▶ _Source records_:
# # #

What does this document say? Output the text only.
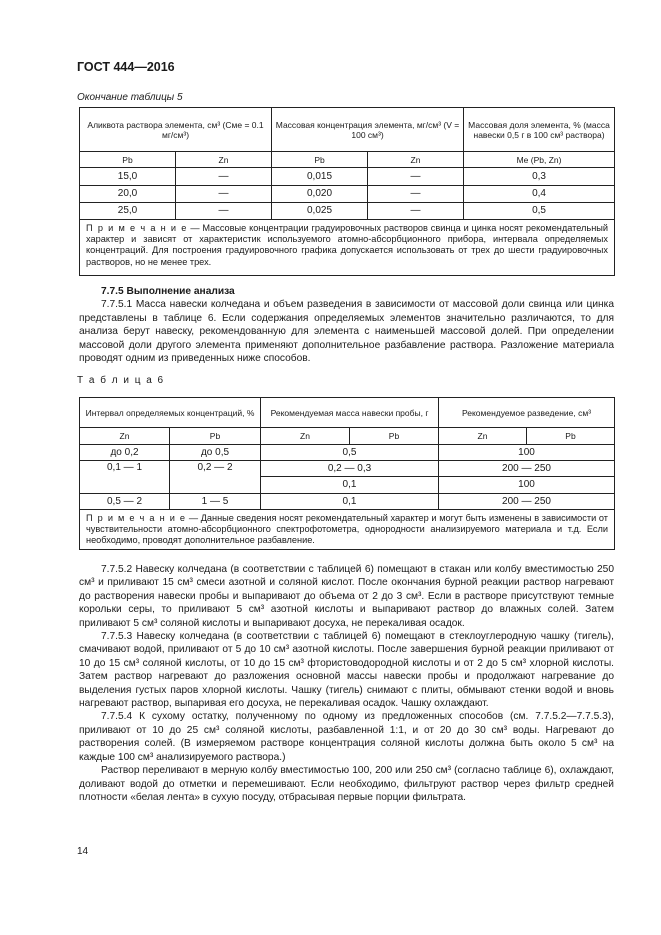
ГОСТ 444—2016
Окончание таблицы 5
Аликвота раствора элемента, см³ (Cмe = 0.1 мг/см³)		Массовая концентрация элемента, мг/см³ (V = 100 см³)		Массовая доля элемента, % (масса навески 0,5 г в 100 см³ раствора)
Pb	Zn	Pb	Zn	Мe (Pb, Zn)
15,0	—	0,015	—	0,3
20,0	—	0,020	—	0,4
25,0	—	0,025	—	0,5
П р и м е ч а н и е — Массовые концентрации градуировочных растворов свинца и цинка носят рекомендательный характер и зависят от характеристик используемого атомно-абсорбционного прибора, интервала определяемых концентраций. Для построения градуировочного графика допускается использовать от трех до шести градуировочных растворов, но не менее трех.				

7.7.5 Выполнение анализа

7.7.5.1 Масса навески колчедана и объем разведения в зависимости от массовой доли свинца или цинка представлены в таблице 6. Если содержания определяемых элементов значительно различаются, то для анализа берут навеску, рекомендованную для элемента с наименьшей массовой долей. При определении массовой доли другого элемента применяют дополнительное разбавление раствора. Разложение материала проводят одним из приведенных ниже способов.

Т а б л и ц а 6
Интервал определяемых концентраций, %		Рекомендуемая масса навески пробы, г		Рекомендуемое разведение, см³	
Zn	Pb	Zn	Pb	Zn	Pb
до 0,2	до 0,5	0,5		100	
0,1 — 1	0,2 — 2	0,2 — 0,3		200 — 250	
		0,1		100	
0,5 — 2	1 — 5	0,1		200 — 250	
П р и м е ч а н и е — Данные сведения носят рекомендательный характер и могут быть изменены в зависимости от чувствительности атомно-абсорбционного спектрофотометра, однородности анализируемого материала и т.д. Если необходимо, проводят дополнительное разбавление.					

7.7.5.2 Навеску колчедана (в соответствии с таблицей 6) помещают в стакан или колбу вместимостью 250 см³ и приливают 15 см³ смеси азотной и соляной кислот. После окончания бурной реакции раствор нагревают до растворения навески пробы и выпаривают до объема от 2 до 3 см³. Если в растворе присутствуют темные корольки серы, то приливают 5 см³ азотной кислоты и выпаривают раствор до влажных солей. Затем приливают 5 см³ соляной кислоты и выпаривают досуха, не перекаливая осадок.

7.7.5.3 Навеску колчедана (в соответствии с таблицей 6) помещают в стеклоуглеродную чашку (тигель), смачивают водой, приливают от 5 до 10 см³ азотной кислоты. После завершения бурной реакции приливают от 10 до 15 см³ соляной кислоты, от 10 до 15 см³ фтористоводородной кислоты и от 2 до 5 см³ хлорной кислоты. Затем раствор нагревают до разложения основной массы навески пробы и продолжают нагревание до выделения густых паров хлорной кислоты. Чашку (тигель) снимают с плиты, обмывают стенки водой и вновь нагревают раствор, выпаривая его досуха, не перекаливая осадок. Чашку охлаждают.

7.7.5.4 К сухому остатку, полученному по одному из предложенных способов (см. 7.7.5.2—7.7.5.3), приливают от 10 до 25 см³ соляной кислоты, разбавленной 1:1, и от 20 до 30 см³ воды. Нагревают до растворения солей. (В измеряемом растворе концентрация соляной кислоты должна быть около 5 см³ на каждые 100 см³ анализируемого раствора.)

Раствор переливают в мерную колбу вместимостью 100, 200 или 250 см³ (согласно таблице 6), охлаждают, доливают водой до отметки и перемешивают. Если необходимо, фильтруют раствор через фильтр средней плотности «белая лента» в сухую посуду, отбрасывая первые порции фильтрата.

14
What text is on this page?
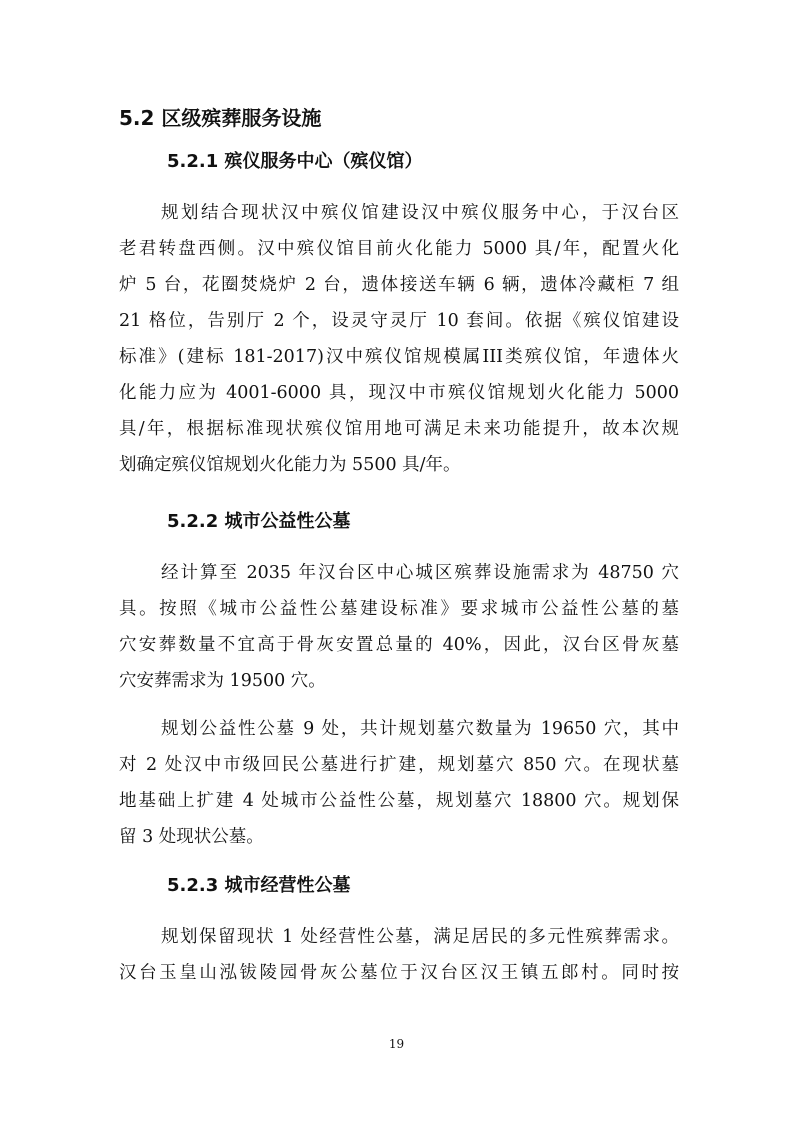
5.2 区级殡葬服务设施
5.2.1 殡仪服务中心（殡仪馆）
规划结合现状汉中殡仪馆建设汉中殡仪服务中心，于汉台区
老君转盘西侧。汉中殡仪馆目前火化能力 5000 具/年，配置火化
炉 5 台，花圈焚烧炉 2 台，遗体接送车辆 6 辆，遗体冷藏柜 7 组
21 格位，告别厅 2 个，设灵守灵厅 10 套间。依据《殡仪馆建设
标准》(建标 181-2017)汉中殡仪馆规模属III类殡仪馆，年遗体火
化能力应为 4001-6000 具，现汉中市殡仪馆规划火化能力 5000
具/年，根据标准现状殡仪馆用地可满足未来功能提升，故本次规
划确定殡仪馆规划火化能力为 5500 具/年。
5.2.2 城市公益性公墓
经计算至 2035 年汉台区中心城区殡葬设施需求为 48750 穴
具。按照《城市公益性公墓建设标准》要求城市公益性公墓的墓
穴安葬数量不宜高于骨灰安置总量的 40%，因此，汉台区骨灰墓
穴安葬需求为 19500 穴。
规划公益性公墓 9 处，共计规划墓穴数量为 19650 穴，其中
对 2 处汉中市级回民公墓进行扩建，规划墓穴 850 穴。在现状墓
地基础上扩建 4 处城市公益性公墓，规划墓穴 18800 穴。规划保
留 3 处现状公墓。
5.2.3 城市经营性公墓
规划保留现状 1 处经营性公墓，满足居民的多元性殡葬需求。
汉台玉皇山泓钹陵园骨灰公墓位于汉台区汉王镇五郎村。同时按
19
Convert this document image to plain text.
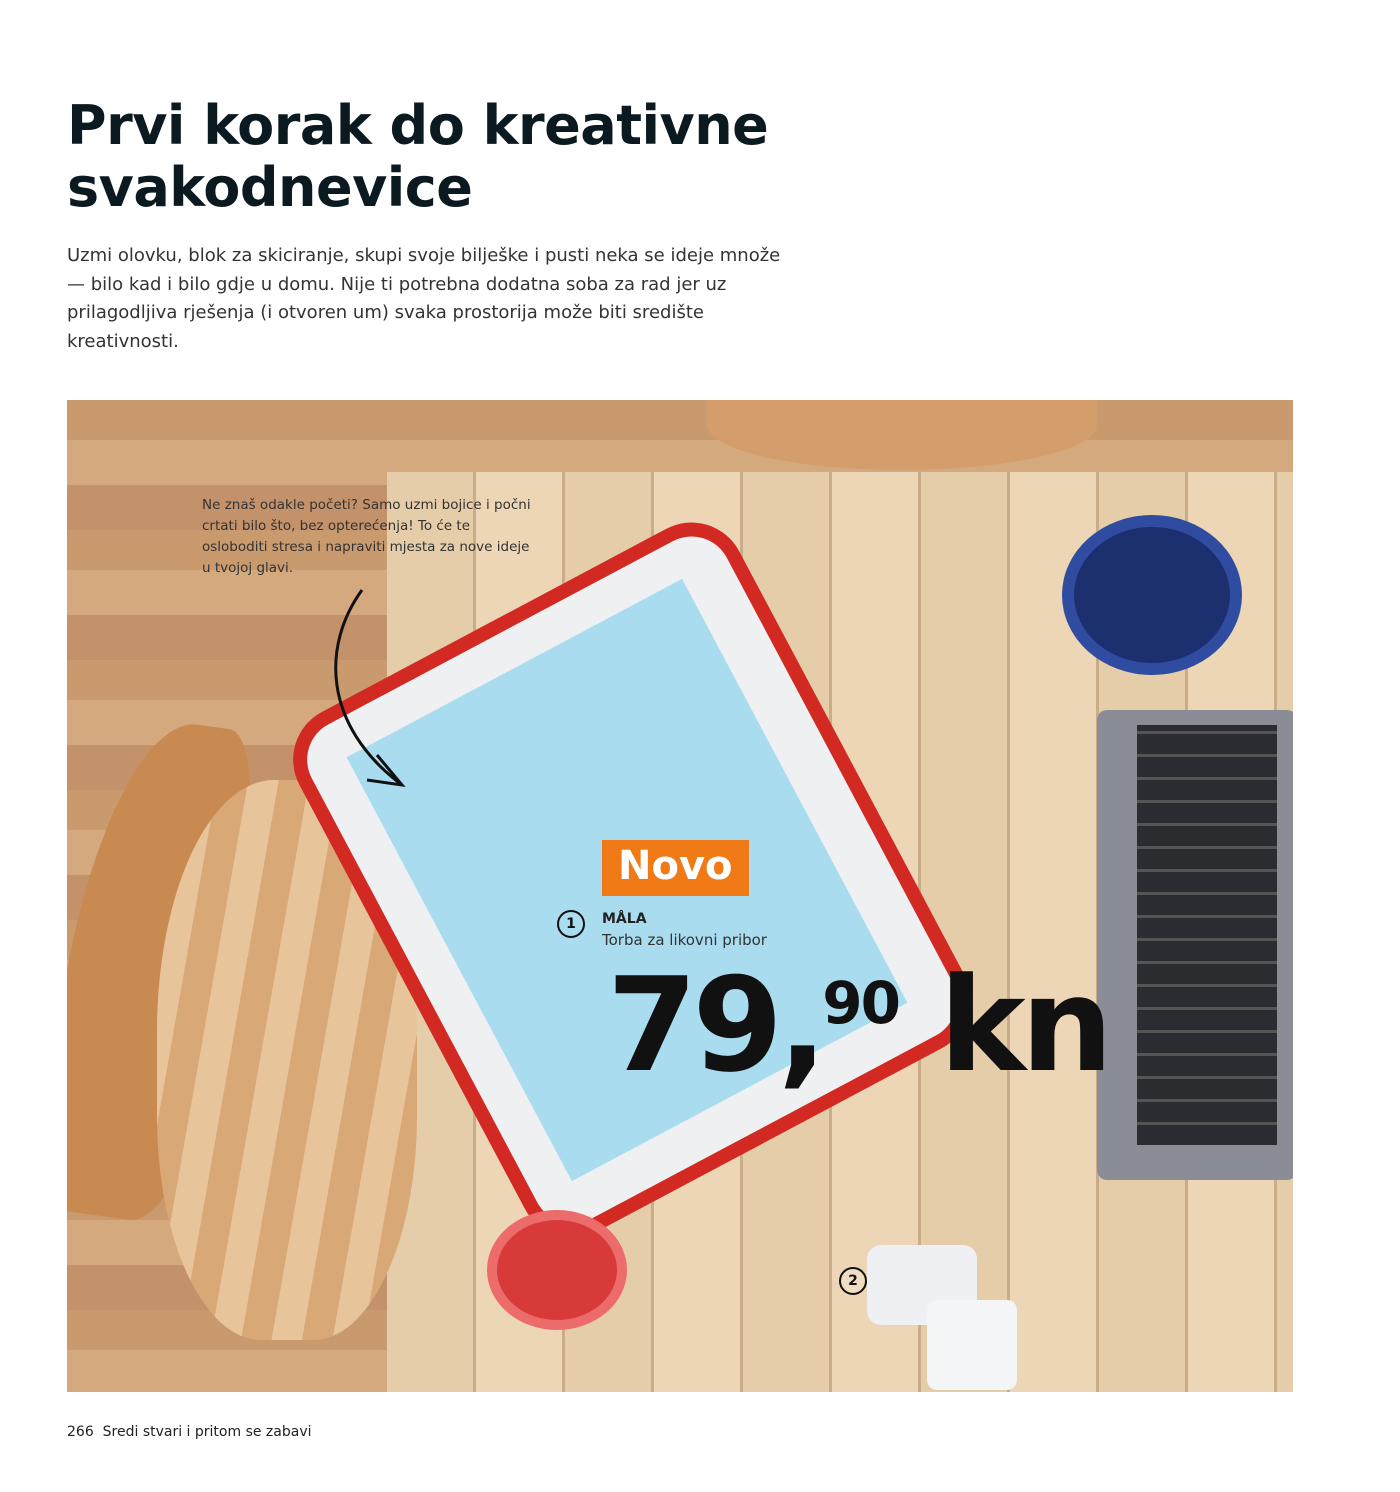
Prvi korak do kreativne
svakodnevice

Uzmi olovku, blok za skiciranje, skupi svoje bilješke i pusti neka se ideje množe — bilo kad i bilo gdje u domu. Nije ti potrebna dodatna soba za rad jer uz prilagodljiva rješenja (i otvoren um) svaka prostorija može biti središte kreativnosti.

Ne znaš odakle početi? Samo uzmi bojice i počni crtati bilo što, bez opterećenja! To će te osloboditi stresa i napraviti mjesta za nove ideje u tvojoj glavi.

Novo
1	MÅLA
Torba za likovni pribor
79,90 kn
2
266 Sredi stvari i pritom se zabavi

# # #

Using the material above, return every line exactly as it appears, minus the pictures.

▶ _WRITTEN RESPONSE_:
What does this document say? Output the text only.
ГОСТ 444—2016
Окончание таблицы 5
Аликвота раствора элемента, см³ (Cмe = 0.1 мг/см³)		Массовая концентрация элемента, мг/см³ (V = 100 см³)		Массовая доля элемента, % (масса навески 0,5 г в 100 см³ раствора)
Pb	Zn	Pb	Zn	Мe (Pb, Zn)
15,0	—	0,015	—	0,3
20,0	—	0,020	—	0,4
25,0	—	0,025	—	0,5
П р и м е ч а н и е — Массовые концентрации градуировочных растворов свинца и цинка носят рекомендательный характер и зависят от характеристик используемого атомно-абсорбционного прибора, интервала определяемых концентраций. Для построения градуировочного графика допускается использовать от трех до шести градуировочных растворов, но не менее трех.				

7.7.5 Выполнение анализа

7.7.5.1 Масса навески колчедана и объем разведения в зависимости от массовой доли свинца или цинка представлены в таблице 6. Если содержания определяемых элементов значительно различаются, то для анализа берут навеску, рекомендованную для элемента с наименьшей массовой долей. При определении массовой доли другого элемента применяют дополнительное разбавление раствора. Разложение материала проводят одним из приведенных ниже способов.

Т а б л и ц а 6
Интервал определяемых концентраций, %		Рекомендуемая масса навески пробы, г		Рекомендуемое разведение, см³	
Zn	Pb	Zn	Pb	Zn	Pb
до 0,2	до 0,5	0,5		100	
0,1 — 1	0,2 — 2	0,2 — 0,3		200 — 250	
		0,1		100	
0,5 — 2	1 — 5	0,1		200 — 250	
П р и м е ч а н и е — Данные сведения носят рекомендательный характер и могут быть изменены в зависимости от чувствительности атомно-абсорбционного спектрофотометра, однородности анализируемого материала и т.д. Если необходимо, проводят дополнительное разбавление.					

7.7.5.2 Навеску колчедана (в соответствии с таблицей 6) помещают в стакан или колбу вместимостью 250 см³ и приливают 15 см³ смеси азотной и соляной кислот. После окончания бурной реакции раствор нагревают до растворения навески пробы и выпаривают до объема от 2 до 3 см³. Если в растворе присутствуют темные корольки серы, то приливают 5 см³ азотной кислоты и выпаривают раствор до влажных солей. Затем приливают 5 см³ соляной кислоты и выпаривают досуха, не перекаливая осадок.

7.7.5.3 Навеску колчедана (в соответствии с таблицей 6) помещают в стеклоуглеродную чашку (тигель), смачивают водой, приливают от 5 до 10 см³ азотной кислоты. После завершения бурной реакции приливают от 10 до 15 см³ соляной кислоты, от 10 до 15 см³ фтористоводородной кислоты и от 2 до 5 см³ хлорной кислоты. Затем раствор нагревают до разложения основной массы навески пробы и продолжают нагревание до выделения густых паров хлорной кислоты. Чашку (тигель) снимают с плиты, обмывают стенки водой и вновь нагревают раствор, выпаривая его досуха, не перекаливая осадок. Чашку охлаждают.

7.7.5.4 К сухому остатку, полученному по одному из предложенных способов (см. 7.7.5.2—7.7.5.3), приливают от 10 до 25 см³ соляной кислоты, разбавленной 1:1, и от 20 до 30 см³ воды. Нагревают до растворения солей. (В измеряемом растворе концентрация соляной кислоты должна быть около 5 см³ на каждые 100 см³ анализируемого раствора.)

Раствор переливают в мерную колбу вместимостью 100, 200 или 250 см³ (согласно таблице 6), охлаждают, доливают водой до отметки и перемешивают. Если необходимо, фильтруют раствор через фильтр средней плотности «белая лента» в сухую посуду, отбрасывая первые порции фильтрата.

14
What text is on this page?
5.2 区级殡葬服务设施
5.2.1 殡仪服务中心（殡仪馆）
规划结合现状汉中殡仪馆建设汉中殡仪服务中心，于汉台区
老君转盘西侧。汉中殡仪馆目前火化能力 5000 具/年，配置火化
炉 5 台，花圈焚烧炉 2 台，遗体接送车辆 6 辆，遗体冷藏柜 7 组
21 格位，告别厅 2 个，设灵守灵厅 10 套间。依据《殡仪馆建设
标准》(建标 181-2017)汉中殡仪馆规模属III类殡仪馆，年遗体火
化能力应为 4001-6000 具，现汉中市殡仪馆规划火化能力 5000
具/年，根据标准现状殡仪馆用地可满足未来功能提升，故本次规
划确定殡仪馆规划火化能力为 5500 具/年。
5.2.2 城市公益性公墓
经计算至 2035 年汉台区中心城区殡葬设施需求为 48750 穴
具。按照《城市公益性公墓建设标准》要求城市公益性公墓的墓
穴安葬数量不宜高于骨灰安置总量的 40%，因此，汉台区骨灰墓
穴安葬需求为 19500 穴。
规划公益性公墓 9 处，共计规划墓穴数量为 19650 穴，其中
对 2 处汉中市级回民公墓进行扩建，规划墓穴 850 穴。在现状墓
地基础上扩建 4 处城市公益性公墓，规划墓穴 18800 穴。规划保
留 3 处现状公墓。
5.2.3 城市经营性公墓
规划保留现状 1 处经营性公墓，满足居民的多元性殡葬需求。
汉台玉皇山泓钹陵园骨灰公墓位于汉台区汉王镇五郎村。同时按
19
Convert this document image to plain text.
Prvi korak do kreativne
svakodnevice

Uzmi olovku, blok za skiciranje, skupi svoje bilješke i pusti neka se ideje množe — bilo kad i bilo gdje u domu. Nije ti potrebna dodatna soba za rad jer uz prilagodljiva rješenja (i otvoren um) svaka prostorija može biti središte kreativnosti.

Ne znaš odakle početi? Samo uzmi bojice i počni crtati bilo što, bez opterećenja! To će te osloboditi stresa i napraviti mjesta za nove ideje u tvojoj glavi.

Novo
1	MÅLA
Torba za likovni pribor
79,90 kn
2
266 Sredi stvari i pritom se zabavi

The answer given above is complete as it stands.